:: Task ::
Using the records below, count the lines with "DABM" in them. Give the number only.

:: Given entries ::
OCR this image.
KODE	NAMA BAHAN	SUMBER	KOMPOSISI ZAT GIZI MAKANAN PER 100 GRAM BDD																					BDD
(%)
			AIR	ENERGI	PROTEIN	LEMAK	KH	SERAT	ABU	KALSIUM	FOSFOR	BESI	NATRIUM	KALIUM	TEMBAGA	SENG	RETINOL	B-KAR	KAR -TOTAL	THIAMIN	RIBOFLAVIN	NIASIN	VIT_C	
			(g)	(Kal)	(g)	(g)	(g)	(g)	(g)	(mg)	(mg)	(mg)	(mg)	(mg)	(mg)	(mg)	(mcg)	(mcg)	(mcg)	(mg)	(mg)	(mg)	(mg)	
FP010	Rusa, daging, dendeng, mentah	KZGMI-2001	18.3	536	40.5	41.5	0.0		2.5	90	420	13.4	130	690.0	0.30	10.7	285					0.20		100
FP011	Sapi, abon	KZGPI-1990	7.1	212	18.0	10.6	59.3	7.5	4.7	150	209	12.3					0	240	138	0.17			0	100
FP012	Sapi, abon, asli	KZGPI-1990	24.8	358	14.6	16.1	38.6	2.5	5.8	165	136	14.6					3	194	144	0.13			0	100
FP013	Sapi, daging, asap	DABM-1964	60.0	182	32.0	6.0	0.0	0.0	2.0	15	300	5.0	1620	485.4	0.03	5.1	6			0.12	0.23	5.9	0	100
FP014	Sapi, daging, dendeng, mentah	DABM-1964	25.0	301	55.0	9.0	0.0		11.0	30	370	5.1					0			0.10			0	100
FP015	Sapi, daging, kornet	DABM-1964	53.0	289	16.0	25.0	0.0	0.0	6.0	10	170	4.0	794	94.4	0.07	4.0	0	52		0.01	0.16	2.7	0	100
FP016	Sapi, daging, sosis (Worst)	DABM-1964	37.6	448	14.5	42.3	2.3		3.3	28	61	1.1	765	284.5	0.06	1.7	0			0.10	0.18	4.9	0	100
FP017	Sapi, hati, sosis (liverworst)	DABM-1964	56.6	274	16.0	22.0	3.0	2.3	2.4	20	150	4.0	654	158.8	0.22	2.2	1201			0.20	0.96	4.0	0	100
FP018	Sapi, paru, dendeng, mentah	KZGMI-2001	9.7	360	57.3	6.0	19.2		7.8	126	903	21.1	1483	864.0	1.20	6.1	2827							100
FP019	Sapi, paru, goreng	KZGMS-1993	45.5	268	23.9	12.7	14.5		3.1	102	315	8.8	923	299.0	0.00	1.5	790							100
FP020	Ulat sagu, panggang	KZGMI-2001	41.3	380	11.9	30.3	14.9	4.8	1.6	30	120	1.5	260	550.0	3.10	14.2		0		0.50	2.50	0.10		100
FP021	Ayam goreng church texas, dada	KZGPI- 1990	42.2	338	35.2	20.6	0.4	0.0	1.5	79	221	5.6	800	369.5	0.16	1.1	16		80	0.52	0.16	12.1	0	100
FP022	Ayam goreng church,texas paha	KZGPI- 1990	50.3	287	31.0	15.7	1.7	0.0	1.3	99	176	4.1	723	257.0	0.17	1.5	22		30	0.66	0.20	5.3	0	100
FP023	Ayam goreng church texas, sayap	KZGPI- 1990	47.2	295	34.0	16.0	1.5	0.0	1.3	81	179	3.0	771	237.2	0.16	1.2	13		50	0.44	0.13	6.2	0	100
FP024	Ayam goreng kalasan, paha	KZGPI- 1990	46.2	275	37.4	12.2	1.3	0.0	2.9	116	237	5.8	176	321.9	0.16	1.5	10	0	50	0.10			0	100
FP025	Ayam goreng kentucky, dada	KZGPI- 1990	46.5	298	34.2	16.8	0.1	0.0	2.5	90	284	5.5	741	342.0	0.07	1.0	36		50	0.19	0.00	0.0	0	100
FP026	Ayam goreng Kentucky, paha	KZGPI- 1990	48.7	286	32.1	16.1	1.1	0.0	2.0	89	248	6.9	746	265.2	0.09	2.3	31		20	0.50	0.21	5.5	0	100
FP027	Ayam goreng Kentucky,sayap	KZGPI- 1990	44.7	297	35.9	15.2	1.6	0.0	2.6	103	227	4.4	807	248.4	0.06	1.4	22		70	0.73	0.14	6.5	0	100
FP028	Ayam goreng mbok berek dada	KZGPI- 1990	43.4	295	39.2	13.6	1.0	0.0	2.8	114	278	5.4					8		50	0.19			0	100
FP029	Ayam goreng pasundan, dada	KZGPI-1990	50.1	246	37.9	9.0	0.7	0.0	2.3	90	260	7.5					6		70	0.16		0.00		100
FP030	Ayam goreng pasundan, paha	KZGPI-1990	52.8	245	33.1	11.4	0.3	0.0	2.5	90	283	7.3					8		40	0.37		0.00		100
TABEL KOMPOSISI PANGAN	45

:: Finished task ::
5